REQUIREMENTS
Check every line below for the string "momentum", and copy the lines that contain it.
====== SUPPLIED MATERIAL
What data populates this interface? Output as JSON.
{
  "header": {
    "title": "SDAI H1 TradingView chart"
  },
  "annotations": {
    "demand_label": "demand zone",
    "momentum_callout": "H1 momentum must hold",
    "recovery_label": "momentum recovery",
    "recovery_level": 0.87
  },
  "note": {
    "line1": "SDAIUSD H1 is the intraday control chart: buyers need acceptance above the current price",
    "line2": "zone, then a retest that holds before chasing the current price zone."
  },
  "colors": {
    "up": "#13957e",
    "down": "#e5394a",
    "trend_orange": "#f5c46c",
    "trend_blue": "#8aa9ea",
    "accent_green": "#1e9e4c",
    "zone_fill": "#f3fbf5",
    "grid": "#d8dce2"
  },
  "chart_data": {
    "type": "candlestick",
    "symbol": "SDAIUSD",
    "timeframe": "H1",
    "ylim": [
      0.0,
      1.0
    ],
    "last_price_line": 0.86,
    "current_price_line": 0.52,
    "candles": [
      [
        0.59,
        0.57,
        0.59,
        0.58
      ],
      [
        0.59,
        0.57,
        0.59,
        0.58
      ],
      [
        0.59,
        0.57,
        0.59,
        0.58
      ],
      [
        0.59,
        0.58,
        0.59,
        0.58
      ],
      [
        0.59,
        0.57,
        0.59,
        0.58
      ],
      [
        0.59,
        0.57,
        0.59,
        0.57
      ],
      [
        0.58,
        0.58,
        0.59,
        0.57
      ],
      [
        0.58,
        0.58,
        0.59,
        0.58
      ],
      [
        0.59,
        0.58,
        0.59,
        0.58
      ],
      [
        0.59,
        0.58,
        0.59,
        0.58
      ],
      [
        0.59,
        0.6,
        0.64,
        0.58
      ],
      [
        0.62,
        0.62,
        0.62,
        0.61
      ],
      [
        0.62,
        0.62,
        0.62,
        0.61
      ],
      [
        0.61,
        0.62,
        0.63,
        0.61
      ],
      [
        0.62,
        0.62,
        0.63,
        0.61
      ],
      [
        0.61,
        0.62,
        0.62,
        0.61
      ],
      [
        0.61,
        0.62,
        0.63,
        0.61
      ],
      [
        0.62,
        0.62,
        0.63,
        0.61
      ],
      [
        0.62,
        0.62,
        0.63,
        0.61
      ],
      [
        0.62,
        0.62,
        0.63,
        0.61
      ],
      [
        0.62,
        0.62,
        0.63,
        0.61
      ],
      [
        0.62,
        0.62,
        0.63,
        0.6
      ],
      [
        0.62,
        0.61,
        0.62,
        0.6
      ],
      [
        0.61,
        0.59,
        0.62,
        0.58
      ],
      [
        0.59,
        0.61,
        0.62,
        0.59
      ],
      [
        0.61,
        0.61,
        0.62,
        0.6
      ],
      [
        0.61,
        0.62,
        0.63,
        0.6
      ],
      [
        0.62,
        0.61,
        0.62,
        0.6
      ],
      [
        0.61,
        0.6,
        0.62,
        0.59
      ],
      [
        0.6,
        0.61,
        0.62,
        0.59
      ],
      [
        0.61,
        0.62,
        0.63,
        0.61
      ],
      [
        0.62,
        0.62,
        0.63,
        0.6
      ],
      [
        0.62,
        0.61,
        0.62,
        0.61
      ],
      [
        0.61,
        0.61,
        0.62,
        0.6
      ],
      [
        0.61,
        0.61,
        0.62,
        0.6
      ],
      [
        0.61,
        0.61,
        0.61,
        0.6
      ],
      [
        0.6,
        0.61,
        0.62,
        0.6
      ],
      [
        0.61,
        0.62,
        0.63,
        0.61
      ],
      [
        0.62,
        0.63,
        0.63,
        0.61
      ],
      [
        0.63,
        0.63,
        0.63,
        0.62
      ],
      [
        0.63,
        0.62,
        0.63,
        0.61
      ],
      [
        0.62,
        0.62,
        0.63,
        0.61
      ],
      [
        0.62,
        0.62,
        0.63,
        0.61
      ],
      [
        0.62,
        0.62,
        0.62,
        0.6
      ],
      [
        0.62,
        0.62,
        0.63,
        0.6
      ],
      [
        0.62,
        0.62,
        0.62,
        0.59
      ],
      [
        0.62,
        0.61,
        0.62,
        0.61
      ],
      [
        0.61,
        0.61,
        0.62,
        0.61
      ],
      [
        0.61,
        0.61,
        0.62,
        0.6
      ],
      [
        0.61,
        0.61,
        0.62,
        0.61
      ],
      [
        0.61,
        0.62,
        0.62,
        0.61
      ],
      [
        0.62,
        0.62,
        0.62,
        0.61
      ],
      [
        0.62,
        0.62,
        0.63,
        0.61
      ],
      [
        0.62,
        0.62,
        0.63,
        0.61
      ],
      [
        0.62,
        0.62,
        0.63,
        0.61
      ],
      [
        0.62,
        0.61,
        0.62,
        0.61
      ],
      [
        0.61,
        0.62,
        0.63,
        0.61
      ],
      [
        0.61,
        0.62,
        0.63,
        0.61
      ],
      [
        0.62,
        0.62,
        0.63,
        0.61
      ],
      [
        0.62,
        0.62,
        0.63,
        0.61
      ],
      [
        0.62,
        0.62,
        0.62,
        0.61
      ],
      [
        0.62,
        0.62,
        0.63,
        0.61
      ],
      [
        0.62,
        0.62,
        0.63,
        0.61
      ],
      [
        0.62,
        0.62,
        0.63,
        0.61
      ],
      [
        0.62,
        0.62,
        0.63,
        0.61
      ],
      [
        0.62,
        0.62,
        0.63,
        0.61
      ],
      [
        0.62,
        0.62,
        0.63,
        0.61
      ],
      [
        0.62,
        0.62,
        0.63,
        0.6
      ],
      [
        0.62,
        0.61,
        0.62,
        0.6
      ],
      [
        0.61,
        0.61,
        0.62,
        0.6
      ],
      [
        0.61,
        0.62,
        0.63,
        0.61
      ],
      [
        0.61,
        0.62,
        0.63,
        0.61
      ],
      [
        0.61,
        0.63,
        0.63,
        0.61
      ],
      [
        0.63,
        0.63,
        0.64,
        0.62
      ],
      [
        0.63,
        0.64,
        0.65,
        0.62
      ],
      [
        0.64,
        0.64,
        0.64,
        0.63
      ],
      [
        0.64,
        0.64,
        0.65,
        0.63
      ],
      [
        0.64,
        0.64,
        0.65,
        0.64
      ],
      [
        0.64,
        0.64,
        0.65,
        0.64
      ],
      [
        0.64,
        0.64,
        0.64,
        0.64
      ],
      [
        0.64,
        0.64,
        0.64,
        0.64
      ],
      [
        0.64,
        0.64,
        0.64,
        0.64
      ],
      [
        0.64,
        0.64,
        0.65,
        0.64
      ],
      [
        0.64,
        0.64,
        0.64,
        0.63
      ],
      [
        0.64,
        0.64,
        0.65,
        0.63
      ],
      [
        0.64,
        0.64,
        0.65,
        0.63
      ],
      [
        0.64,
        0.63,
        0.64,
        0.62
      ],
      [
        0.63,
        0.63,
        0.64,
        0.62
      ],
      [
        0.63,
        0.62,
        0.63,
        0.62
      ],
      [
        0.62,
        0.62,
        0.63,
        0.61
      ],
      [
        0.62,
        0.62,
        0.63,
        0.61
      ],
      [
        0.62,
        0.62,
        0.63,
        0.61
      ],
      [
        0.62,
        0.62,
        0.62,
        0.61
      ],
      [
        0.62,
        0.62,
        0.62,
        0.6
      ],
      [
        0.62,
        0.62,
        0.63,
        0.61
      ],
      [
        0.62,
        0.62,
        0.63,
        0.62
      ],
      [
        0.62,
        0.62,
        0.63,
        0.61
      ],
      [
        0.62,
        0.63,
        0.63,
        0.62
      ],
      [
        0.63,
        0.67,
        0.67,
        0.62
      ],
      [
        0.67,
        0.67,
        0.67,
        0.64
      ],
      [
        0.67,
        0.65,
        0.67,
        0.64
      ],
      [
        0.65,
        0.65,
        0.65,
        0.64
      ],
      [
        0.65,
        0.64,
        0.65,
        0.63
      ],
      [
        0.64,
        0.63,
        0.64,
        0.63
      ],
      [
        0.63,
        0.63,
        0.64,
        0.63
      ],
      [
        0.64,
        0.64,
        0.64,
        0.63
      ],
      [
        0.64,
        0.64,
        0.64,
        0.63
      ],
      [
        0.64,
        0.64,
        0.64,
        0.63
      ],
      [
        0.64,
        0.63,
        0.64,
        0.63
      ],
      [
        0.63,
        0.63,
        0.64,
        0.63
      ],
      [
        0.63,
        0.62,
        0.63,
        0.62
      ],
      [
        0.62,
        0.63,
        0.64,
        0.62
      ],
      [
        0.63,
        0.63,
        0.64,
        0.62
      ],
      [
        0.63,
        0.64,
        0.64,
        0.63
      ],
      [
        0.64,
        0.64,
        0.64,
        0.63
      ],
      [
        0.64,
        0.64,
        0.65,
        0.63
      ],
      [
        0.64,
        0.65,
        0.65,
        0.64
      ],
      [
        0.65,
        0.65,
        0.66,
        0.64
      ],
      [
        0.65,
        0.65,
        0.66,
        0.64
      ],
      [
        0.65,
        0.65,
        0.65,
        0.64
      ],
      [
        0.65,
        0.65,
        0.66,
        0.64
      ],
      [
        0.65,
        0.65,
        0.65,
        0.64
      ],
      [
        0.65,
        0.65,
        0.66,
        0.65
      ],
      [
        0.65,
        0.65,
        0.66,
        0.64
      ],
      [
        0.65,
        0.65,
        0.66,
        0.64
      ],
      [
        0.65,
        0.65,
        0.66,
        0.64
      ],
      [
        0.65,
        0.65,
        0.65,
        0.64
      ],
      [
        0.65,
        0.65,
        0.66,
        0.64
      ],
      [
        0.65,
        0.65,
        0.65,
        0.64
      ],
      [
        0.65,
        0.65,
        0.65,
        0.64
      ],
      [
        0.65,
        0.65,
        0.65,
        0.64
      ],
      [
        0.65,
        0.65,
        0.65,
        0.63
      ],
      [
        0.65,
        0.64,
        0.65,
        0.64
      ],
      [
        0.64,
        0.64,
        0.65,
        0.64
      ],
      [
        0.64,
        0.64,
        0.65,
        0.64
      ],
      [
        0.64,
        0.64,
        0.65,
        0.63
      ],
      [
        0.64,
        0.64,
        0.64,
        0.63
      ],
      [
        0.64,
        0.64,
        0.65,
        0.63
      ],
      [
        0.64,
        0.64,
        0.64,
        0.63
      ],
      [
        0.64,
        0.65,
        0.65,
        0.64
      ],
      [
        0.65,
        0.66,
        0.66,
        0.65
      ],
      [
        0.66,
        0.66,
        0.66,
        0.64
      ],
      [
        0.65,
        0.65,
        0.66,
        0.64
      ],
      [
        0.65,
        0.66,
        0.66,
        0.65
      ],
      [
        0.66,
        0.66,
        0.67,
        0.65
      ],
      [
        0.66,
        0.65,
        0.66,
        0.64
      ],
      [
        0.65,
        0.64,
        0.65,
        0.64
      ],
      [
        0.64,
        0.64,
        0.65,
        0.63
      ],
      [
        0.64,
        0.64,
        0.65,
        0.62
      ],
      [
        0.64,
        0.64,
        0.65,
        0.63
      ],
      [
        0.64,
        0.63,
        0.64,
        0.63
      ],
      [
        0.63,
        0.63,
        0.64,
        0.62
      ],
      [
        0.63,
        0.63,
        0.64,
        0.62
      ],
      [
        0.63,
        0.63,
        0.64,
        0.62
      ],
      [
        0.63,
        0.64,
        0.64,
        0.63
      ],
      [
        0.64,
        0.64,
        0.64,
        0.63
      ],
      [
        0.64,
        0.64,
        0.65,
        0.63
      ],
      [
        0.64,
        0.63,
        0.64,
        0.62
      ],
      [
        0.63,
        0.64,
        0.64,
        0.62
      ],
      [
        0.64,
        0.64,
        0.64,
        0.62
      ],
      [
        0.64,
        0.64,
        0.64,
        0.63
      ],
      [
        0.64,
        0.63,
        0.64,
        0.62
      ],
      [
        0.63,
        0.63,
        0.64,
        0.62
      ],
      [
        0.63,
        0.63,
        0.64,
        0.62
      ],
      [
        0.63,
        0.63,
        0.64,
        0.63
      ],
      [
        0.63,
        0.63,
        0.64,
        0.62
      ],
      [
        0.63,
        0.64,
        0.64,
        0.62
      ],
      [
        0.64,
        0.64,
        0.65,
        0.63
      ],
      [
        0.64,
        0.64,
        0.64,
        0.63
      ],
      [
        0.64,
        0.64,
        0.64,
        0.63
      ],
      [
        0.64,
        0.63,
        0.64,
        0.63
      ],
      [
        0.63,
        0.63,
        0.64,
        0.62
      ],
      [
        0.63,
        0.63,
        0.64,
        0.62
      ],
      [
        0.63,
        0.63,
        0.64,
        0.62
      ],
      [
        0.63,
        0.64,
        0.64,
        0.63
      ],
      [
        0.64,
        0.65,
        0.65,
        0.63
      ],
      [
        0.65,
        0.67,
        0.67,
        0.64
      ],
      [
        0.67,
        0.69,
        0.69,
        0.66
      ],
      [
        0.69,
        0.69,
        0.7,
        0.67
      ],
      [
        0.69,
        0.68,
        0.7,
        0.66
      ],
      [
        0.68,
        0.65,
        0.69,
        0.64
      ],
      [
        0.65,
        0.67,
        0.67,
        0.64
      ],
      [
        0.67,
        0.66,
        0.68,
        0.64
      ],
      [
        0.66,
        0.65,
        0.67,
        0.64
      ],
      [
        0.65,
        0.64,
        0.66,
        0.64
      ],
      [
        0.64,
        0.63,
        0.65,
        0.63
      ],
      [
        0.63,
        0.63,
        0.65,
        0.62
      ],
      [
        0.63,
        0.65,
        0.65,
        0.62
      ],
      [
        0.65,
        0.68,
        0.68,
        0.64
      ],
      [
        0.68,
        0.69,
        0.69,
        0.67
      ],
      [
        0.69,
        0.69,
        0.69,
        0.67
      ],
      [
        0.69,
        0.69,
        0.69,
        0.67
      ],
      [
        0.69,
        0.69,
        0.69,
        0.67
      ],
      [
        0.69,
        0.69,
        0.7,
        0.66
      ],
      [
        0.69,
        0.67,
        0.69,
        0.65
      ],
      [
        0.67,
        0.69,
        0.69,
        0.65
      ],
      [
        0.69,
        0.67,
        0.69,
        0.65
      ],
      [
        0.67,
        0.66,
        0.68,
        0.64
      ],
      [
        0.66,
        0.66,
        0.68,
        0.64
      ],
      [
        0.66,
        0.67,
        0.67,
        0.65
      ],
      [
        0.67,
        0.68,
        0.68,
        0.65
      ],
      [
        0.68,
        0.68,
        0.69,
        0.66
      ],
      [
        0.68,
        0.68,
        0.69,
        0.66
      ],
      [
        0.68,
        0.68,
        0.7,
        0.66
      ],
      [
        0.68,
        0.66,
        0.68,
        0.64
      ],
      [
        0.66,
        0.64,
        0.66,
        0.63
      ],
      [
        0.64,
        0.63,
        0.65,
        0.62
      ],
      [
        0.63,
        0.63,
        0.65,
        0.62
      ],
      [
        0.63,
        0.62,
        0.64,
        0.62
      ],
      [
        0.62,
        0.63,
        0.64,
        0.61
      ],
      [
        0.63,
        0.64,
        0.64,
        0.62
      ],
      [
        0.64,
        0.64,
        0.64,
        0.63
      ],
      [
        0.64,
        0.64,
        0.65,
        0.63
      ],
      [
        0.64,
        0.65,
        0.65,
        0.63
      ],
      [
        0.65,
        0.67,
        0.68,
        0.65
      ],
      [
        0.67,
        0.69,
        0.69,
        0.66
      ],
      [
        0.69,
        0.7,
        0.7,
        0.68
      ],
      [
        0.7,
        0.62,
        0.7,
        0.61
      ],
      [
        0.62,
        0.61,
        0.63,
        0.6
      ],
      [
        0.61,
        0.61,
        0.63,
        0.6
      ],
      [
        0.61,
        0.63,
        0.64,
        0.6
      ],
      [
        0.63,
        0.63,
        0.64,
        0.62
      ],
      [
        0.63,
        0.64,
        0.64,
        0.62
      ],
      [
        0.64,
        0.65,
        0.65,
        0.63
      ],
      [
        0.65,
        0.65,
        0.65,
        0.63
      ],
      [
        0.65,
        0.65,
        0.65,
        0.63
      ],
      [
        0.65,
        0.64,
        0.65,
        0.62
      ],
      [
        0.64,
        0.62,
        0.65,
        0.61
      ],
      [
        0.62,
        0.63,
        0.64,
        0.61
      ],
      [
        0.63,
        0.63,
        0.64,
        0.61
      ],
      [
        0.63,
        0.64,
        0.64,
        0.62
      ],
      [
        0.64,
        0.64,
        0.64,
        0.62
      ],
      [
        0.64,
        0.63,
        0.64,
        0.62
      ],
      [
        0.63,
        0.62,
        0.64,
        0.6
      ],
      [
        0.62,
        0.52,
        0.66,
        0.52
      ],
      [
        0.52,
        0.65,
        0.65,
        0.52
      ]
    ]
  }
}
============
RESULT FOR THIS EXERCISE
    "momentum_callout": "H1 momentum must hold",
    "recovery_label": "momentum recovery",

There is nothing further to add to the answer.